What the task asks: Copy the listing below, swapping each "interactable" for "clickable" and leaving everything else unchanged. Omit the pictures.

Data in this exercise:
* BEGIN *

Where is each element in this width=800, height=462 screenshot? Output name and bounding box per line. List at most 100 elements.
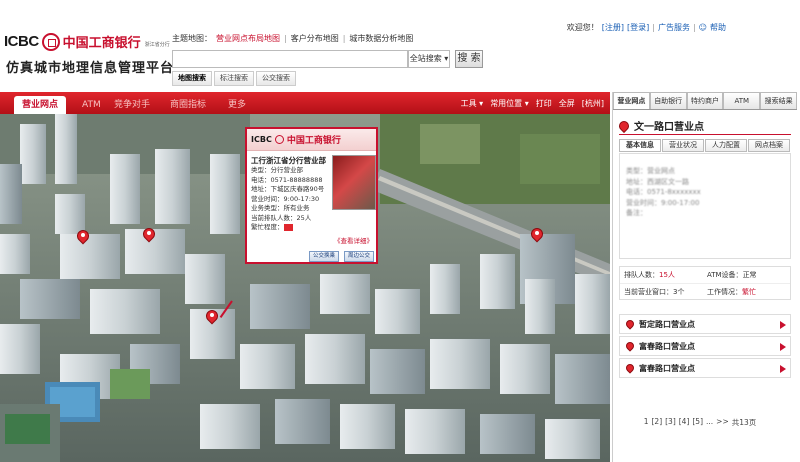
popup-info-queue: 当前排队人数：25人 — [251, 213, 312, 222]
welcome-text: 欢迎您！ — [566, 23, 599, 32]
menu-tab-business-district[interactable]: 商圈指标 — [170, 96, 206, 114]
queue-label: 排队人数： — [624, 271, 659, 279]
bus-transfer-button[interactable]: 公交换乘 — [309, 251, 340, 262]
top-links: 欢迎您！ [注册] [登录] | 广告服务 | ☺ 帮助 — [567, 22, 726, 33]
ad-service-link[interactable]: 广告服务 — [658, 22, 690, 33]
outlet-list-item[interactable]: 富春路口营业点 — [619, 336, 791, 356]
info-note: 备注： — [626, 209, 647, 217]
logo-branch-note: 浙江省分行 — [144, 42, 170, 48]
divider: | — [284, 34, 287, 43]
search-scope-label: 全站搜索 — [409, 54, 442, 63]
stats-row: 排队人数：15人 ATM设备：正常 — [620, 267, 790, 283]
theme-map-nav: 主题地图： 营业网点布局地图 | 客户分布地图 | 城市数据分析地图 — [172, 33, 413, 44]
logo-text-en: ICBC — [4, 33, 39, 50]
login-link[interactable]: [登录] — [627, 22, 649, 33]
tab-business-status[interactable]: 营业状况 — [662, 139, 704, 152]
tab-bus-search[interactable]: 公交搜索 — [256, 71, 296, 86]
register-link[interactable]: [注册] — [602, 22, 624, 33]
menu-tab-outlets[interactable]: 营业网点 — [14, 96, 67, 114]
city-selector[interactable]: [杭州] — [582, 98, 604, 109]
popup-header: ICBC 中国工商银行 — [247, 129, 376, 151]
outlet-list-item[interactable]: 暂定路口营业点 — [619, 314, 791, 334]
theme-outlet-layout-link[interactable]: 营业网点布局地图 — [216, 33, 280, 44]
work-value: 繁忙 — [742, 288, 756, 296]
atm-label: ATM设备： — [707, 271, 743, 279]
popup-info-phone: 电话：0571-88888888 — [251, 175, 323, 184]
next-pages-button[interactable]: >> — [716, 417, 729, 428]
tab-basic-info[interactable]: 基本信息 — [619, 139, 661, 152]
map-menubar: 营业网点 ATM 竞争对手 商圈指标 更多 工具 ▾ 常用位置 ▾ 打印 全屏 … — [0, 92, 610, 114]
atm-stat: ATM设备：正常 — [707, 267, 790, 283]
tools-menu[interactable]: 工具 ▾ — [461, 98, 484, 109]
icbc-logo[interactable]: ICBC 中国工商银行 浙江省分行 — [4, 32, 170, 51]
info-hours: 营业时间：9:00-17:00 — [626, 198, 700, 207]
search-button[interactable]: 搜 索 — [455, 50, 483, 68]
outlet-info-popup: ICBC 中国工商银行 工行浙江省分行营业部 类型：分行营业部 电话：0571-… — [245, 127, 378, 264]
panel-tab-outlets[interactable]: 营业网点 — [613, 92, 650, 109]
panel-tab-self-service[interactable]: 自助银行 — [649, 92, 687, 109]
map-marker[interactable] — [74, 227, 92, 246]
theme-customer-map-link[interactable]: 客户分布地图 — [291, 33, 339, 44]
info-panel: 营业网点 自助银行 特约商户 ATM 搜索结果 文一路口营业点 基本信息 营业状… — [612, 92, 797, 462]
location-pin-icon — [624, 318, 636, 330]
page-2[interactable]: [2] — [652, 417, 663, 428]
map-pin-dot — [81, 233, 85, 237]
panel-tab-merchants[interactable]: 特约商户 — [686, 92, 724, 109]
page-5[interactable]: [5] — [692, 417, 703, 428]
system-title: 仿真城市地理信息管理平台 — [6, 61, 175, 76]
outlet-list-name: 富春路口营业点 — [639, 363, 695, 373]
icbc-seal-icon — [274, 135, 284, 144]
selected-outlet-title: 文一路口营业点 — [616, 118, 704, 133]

* END *

The completed task:
Where is each element in this width=800, height=462 screenshot? Output name and bounding box per line. List at most 100 elements.
popup-info-queue: 当前排队人数：25人 — [251, 213, 312, 222]
welcome-text: 欢迎您！ — [566, 23, 599, 32]
menu-tab-business-district[clickable]: 商圈指标 — [170, 96, 206, 114]
queue-label: 排队人数： — [624, 271, 659, 279]
bus-transfer-button[clickable]: 公交换乘 — [309, 251, 340, 262]
top-links: 欢迎您！ [注册] [登录] | 广告服务 | ☺ 帮助 — [567, 22, 726, 33]
ad-service-link[clickable]: 广告服务 — [658, 22, 690, 33]
outlet-list-item[clickable]: 富春路口营业点 — [619, 336, 791, 356]
info-note: 备注： — [626, 209, 647, 217]
logo-branch-note: 浙江省分行 — [144, 42, 170, 48]
divider: | — [284, 34, 287, 43]
search-scope-label: 全站搜索 — [409, 54, 442, 63]
stats-row: 排队人数：15人 ATM设备：正常 — [620, 267, 790, 283]
theme-map-nav: 主题地图： 营业网点布局地图 | 客户分布地图 | 城市数据分析地图 — [172, 33, 413, 44]
logo-text-en: ICBC — [4, 33, 39, 50]
login-link[clickable]: [登录] — [627, 22, 649, 33]
tab-business-status[clickable]: 营业状况 — [662, 139, 704, 152]
tab-bus-search[clickable]: 公交搜索 — [256, 71, 296, 86]
register-link[clickable]: [注册] — [602, 22, 624, 33]
menu-tab-outlets[clickable]: 营业网点 — [14, 96, 67, 114]
city-selector[clickable]: [杭州] — [582, 98, 604, 109]
popup-header: ICBC 中国工商银行 — [247, 129, 376, 151]
outlet-list-item[clickable]: 暂定路口营业点 — [619, 314, 791, 334]
theme-outlet-layout-link[clickable]: 营业网点布局地图 — [216, 33, 280, 44]
work-value: 繁忙 — [742, 288, 756, 296]
atm-label: ATM设备： — [707, 271, 743, 279]
popup-info-phone: 电话：0571-88888888 — [251, 175, 323, 184]
next-pages-button[clickable]: >> — [716, 417, 729, 428]
tab-basic-info[clickable]: 基本信息 — [619, 139, 661, 152]
map-menubar: 营业网点 ATM 竞争对手 商圈指标 更多 工具 ▾ 常用位置 ▾ 打印 全屏 … — [0, 92, 610, 114]
atm-stat: ATM设备：正常 — [707, 267, 790, 283]
tools-menu[clickable]: 工具 ▾ — [461, 98, 484, 109]
icbc-logo[clickable]: ICBC 中国工商银行 浙江省分行 — [4, 32, 170, 51]
info-hours: 营业时间：9:00-17:00 — [626, 198, 700, 207]
search-button[clickable]: 搜 索 — [455, 50, 483, 68]
outlet-info-popup: ICBC 中国工商银行 工行浙江省分行营业部 类型：分行营业部 电话：0571-… — [245, 127, 378, 264]
panel-tab-outlets[clickable]: 营业网点 — [613, 92, 650, 109]
panel-tab-self-service[clickable]: 自助银行 — [649, 92, 687, 109]
map-marker[clickable] — [74, 227, 92, 246]
theme-customer-map-link[clickable]: 客户分布地图 — [291, 33, 339, 44]
info-panel: 营业网点 自助银行 特约商户 ATM 搜索结果 文一路口营业点 基本信息 营业状… — [612, 92, 797, 462]
location-pin-icon — [624, 318, 636, 330]
page-2[clickable]: [2] — [652, 417, 663, 428]
map-pin-dot — [81, 233, 85, 237]
panel-tab-merchants[clickable]: 特约商户 — [686, 92, 724, 109]
page-5[clickable]: [5] — [692, 417, 703, 428]
system-title: 仿真城市地理信息管理平台 — [6, 61, 175, 76]
outlet-list-name: 富春路口营业点 — [639, 363, 695, 373]
icbc-seal-icon — [274, 135, 284, 144]
selected-outlet-title: 文一路口营业点 — [616, 118, 704, 133]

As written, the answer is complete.